• [Quoted passage]:

[BEGIN]

William Lyttle (1931–2010) was a British civil engineer notable for digging an extensive network of tunnels under his home in London.

Excavation 
Lyttle, originally from Ireland, inherited a 20-room property in the London borough of Hackney. In the mid-sixties he dug out a wine cellar under his home. Having done so, he said that he had "found a taste for the thing" and kept on digging, for some forty years. He created a network of tunnels, wide and narrow, on several levels. Tunnels led in all directions, some of them up to  in length, and reaching as far down as the water table. One excavation connected with the Dalston Lane tunnel, and the railway line.

Lyttle dumped the clay he dug up in his garden and sometimes in empty rooms of the house. At some time he stopped maintaining his house and the building fell into disrepair.

[END]

Image-based layout entries:
[BEGIN]

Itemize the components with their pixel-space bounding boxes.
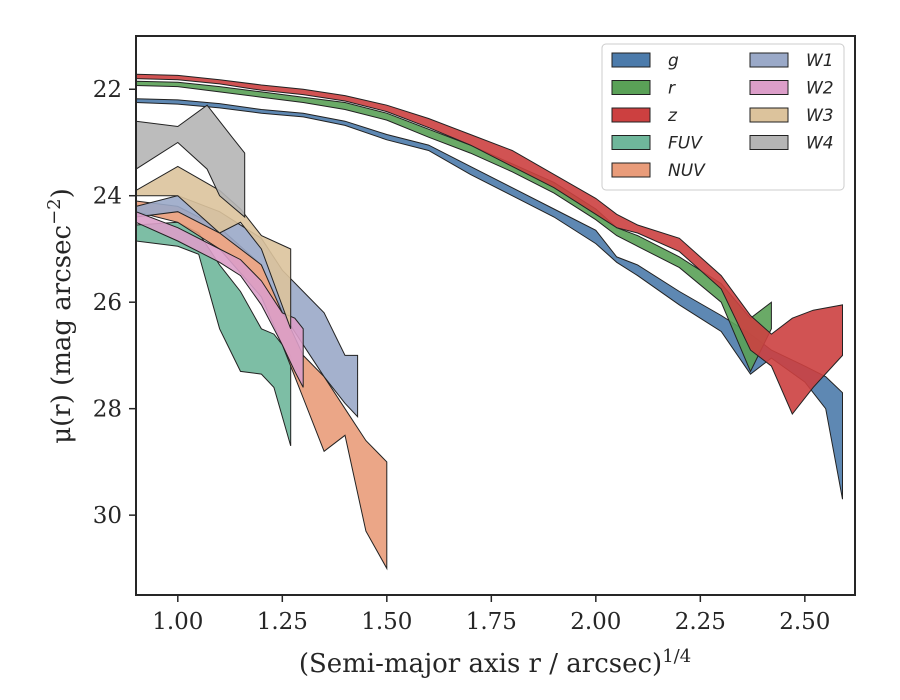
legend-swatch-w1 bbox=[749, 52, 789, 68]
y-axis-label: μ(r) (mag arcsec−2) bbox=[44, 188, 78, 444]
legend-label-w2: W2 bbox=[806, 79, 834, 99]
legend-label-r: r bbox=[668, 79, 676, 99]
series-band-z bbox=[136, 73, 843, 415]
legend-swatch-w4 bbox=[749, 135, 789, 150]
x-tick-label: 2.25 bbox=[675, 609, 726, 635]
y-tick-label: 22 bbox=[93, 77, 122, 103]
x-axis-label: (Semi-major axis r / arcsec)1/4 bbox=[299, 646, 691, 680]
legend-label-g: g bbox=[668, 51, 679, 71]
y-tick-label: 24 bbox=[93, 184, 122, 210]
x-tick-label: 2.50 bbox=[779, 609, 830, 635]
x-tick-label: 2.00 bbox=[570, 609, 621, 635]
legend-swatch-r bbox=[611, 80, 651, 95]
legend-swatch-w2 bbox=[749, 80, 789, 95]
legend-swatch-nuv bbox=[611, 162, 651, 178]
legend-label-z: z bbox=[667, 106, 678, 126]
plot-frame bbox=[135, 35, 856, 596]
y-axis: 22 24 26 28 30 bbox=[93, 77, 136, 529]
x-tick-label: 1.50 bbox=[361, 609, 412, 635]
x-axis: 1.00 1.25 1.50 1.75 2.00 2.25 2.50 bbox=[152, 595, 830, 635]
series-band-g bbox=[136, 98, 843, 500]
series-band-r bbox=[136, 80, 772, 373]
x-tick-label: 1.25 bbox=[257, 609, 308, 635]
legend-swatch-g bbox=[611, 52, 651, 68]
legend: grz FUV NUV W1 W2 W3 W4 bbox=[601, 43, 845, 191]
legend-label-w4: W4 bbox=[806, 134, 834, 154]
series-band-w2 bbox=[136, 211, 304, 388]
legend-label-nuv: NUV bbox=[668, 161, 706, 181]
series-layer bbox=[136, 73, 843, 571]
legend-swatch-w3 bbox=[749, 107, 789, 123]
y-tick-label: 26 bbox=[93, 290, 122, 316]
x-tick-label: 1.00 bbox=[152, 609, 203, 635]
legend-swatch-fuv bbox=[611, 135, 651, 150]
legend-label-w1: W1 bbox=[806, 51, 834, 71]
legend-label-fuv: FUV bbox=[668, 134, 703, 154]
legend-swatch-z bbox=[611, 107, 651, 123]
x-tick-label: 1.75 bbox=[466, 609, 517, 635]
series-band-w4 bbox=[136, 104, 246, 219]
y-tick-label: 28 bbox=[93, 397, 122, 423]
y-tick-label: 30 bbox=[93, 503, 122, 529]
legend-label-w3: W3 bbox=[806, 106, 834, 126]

[END]

• [To do]:
1. In the passage on William Lyttle, what did he dig out under his home in the mid-sixties?
2. Summarize the passage on William Lyttle in two sentences.

• [Results of the tasks]:
1. A wine cellar.

2. William Lyttle, a British civil engineer who inherited a 20-room property in Hackney, dug out a wine cellar in the mid-sixties and kept digging for some forty years, creating a network of tunnels on several levels. He dumped the clay in his garden and sometimes in empty rooms, and the house eventually fell into disrepair.